Objective ->
Select the lines below containing the word "wychowany".
** START OF Exercise material **
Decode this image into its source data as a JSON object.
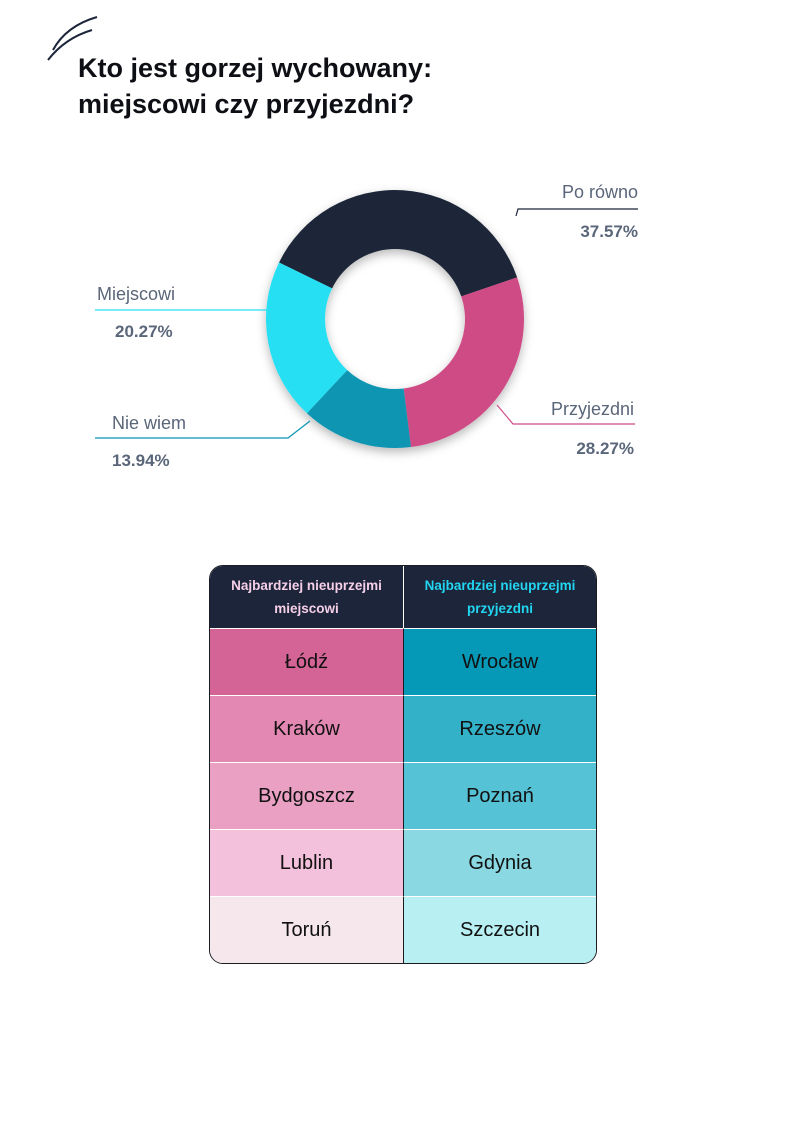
{
  "title_lines": [
    "Kto jest gorzej wychowany:",
    "miejscowi czy przyjezdni?"
  ],
  "colors": {
    "po_rowno": "#1c2539",
    "przyjezdni": "#cf4b86",
    "nie_wiem": "#0b95b2",
    "miejscowi": "#27dff2",
    "table_header_bg": "#1c2539",
    "label_text": "#5a6679"
  },
  "chart_data": {
    "type": "pie",
    "variant": "donut",
    "title": "Kto jest gorzej wychowany: miejscowi czy przyjezdni?",
    "slices": [
      {
        "name": "Po równo",
        "value": 37.57,
        "label": "37.57%",
        "color": "#1c2539"
      },
      {
        "name": "Przyjezdni",
        "value": 28.27,
        "label": "28.27%",
        "color": "#cf4b86"
      },
      {
        "name": "Nie wiem",
        "value": 13.94,
        "label": "13.94%",
        "color": "#0b95b2"
      },
      {
        "name": "Miejscowi",
        "value": 20.27,
        "label": "20.27%",
        "color": "#27dff2"
      }
    ]
  },
  "table": {
    "headers": [
      {
        "lines": [
          "Najbardziej nieuprzejmi",
          "miejscowi"
        ],
        "color": "#f6cfe8"
      },
      {
        "lines": [
          "Najbardziej nieuprzejmi",
          "przyjezdni"
        ],
        "color": "#22d5f1"
      }
    ],
    "rows": [
      {
        "left": "Łódź",
        "right": "Wrocław",
        "left_color": "#d56496",
        "right_color": "#0599b7"
      },
      {
        "left": "Kraków",
        "right": "Rzeszów",
        "left_color": "#e388b2",
        "right_color": "#33b1c8"
      },
      {
        "left": "Bydgoszcz",
        "right": "Poznań",
        "left_color": "#e9a0c2",
        "right_color": "#56c2d5"
      },
      {
        "left": "Lublin",
        "right": "Gdynia",
        "left_color": "#f4c1dc",
        "right_color": "#8ad9e2"
      },
      {
        "left": "Toruń",
        "right": "Szczecin",
        "left_color": "#f6e7ed",
        "right_color": "#b7eff3"
      }
    ]
  }
}
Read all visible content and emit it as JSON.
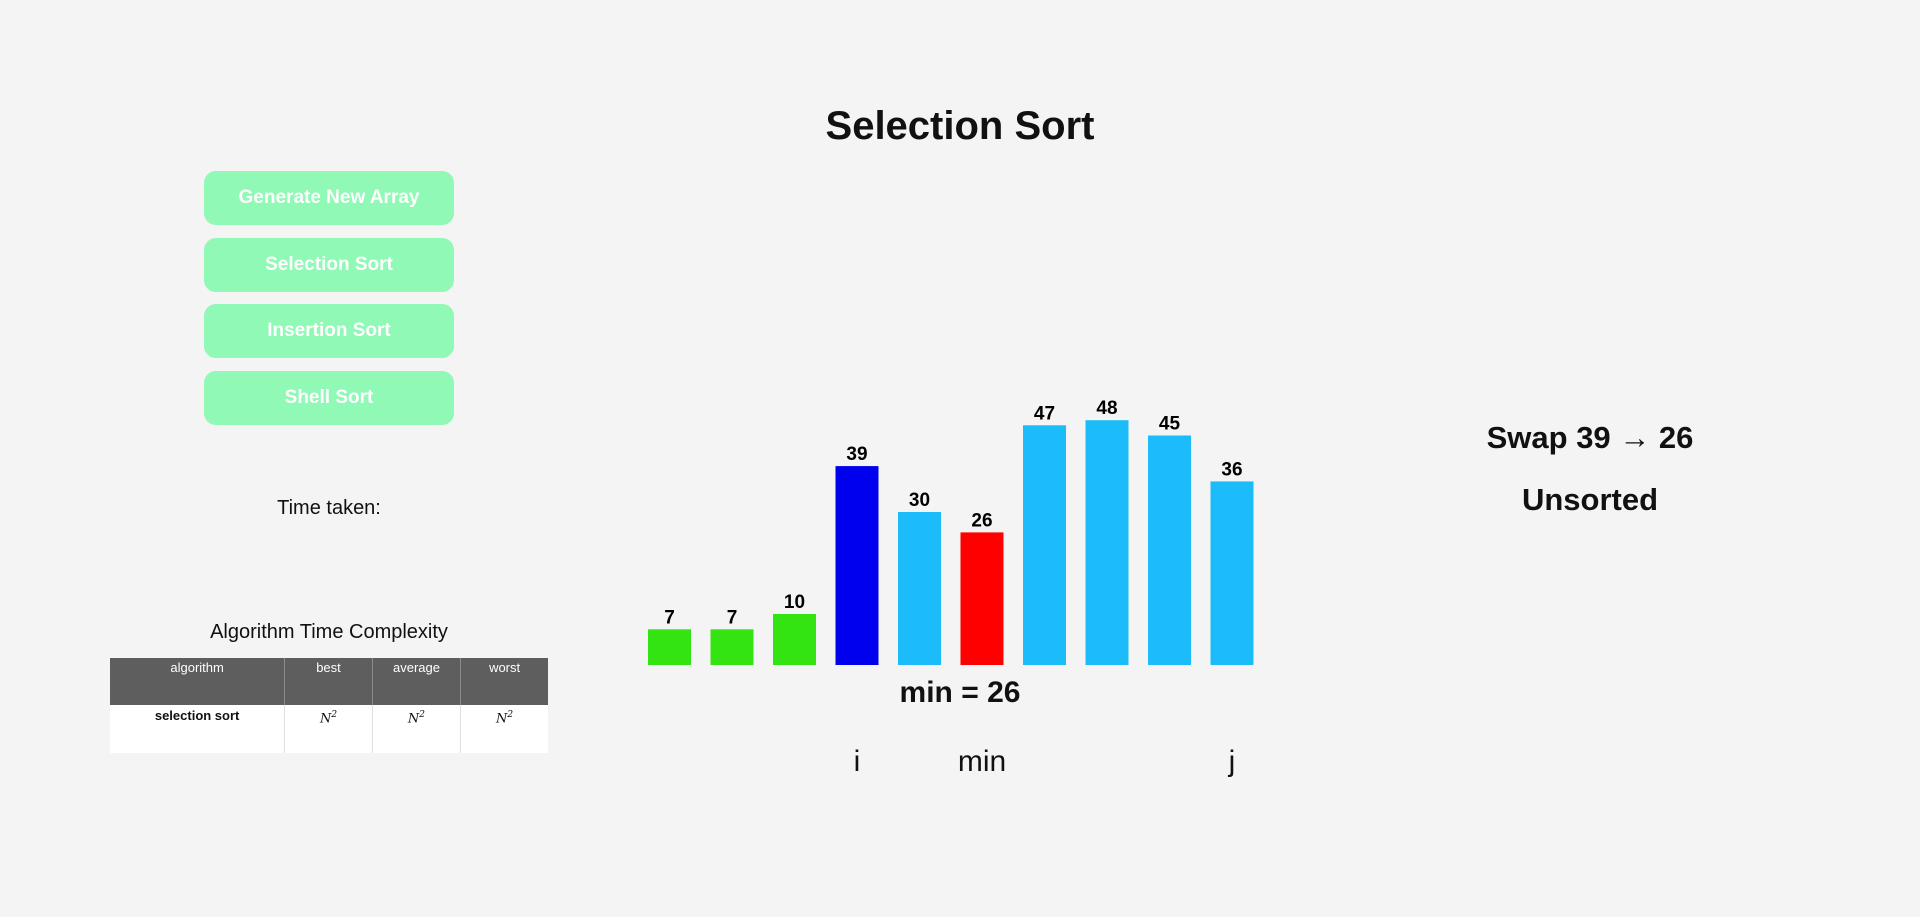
{
  "title": "Selection Sort",
  "buttons": {
    "generate": "Generate New Array",
    "selection": "Selection Sort",
    "insertion": "Insertion Sort",
    "shell": "Shell Sort"
  },
  "time_taken_label": "Time taken:",
  "complexity": {
    "title": "Algorithm Time Complexity",
    "headers": [
      "algorithm",
      "best",
      "average",
      "worst"
    ],
    "row": {
      "algorithm": "selection sort",
      "best": "N",
      "average": "N",
      "worst": "N",
      "exponent": "2"
    }
  },
  "colors": {
    "sorted": "#33e312",
    "current_i": "#0000ee",
    "min": "#ff0000",
    "unsorted": "#1bbcf9",
    "button_bg": "#8ff9b5"
  },
  "chart_data": {
    "type": "bar",
    "values": [
      7,
      7,
      10,
      39,
      30,
      26,
      47,
      48,
      45,
      36
    ],
    "states": [
      "sorted",
      "sorted",
      "sorted",
      "current_i",
      "unsorted",
      "min",
      "unsorted",
      "unsorted",
      "unsorted",
      "unsorted"
    ],
    "data_labels": true,
    "grid": false
  },
  "min_label": "min = 26",
  "pointers": {
    "i": "i",
    "min": "min",
    "j": "j"
  },
  "pointer_positions": {
    "i": 3,
    "min": 5,
    "j": 9
  },
  "status": {
    "swap": "Swap 39 → 26",
    "state": "Unsorted"
  }
}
** END OF Exercise material **
Answer to this exercise ->
    "Kto jest gorzej wychowany:",
    "title": "Kto jest gorzej wychowany: miejscowi czy przyjezdni?",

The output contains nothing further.